___ Data records ___

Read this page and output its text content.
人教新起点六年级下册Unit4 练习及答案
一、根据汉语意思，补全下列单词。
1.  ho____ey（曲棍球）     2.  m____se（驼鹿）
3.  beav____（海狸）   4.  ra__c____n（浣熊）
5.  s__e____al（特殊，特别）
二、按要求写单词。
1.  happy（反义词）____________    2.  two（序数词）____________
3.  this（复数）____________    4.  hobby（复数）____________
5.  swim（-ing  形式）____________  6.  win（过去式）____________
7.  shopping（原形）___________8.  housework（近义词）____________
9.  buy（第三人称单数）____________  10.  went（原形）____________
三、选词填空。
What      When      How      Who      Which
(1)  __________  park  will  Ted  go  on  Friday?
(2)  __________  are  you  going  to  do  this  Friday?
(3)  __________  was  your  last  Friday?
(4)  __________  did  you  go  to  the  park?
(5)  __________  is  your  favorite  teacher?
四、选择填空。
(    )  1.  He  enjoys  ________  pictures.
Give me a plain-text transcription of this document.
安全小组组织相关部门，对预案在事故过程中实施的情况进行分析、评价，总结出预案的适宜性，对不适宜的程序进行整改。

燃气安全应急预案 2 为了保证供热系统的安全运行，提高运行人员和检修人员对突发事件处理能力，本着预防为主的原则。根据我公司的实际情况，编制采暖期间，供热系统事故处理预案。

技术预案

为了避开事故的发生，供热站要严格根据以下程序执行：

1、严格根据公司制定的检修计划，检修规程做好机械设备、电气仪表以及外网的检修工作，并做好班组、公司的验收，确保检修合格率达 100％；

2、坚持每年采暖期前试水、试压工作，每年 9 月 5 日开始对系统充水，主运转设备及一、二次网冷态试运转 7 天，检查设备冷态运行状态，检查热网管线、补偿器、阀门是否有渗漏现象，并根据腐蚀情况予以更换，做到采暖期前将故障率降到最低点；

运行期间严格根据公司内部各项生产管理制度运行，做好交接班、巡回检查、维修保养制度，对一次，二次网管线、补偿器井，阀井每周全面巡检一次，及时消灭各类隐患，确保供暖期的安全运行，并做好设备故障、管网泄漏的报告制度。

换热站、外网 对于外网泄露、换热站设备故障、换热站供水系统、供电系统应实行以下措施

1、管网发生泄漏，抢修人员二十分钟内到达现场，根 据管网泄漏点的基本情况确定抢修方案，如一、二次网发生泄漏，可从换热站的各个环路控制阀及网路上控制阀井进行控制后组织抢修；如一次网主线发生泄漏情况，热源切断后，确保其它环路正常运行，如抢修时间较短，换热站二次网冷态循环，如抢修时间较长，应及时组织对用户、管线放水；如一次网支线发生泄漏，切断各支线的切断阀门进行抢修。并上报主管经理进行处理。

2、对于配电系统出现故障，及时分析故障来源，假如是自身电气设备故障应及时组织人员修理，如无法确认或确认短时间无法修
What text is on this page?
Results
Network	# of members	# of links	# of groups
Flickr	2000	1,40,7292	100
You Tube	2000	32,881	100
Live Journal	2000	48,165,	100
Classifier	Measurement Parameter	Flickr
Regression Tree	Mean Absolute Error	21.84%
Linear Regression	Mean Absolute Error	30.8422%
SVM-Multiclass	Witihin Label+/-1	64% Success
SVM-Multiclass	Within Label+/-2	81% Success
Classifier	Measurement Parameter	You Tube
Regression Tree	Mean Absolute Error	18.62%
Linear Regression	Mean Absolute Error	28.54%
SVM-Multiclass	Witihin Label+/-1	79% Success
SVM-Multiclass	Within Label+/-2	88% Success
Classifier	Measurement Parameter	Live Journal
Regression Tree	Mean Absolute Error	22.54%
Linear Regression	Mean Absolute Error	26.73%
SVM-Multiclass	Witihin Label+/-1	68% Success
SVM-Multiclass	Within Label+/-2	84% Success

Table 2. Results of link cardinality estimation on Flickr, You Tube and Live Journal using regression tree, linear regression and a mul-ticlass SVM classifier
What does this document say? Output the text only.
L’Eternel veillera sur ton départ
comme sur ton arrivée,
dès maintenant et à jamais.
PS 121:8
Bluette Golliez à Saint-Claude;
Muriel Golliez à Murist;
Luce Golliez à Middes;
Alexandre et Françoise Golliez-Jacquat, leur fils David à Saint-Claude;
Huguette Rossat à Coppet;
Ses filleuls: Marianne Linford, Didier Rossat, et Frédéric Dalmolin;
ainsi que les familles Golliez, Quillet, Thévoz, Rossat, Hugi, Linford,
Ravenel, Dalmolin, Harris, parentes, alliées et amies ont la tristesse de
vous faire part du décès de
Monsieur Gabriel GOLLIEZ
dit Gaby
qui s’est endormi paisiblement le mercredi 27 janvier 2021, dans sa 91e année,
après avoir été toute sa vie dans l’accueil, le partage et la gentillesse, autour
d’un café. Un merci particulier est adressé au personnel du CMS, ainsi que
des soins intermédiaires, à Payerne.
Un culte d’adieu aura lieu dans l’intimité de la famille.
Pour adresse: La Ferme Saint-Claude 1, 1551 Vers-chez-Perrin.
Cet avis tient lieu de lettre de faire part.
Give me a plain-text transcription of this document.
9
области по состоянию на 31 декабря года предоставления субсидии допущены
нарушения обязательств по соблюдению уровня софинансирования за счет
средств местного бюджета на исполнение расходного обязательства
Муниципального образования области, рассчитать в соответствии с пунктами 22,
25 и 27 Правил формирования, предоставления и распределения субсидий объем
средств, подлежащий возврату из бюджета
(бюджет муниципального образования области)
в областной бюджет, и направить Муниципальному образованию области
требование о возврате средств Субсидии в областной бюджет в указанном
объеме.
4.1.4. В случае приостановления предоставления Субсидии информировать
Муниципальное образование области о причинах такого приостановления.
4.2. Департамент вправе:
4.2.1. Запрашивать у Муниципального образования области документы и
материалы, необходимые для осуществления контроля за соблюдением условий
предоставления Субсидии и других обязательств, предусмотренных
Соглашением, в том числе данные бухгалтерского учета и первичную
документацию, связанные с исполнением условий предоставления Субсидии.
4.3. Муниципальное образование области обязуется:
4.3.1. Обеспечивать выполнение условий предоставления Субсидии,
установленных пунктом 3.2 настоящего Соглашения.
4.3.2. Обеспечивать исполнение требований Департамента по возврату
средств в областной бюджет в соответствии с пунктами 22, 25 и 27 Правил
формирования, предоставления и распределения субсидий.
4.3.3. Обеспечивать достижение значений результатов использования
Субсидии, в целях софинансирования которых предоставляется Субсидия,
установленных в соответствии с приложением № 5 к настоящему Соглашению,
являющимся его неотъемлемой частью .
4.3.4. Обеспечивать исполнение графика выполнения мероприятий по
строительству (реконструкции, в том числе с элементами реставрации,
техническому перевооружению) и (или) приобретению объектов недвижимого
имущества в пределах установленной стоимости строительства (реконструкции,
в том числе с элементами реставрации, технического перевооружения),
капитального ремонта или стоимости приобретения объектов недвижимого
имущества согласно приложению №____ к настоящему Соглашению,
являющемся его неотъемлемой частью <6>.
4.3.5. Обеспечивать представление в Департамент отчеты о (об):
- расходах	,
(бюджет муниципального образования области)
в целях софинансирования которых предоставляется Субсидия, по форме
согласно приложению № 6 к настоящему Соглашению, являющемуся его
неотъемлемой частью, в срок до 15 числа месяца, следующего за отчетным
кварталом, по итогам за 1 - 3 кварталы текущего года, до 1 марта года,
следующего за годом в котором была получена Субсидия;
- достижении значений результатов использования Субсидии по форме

___

#### [What is needed]
Show the lines of the material that contain the word "установленных".

#### [The result]
установленных пунктом 3.2 настоящего Соглашения.
установленных в соответствии с приложением № 5 к настоящему Соглашению,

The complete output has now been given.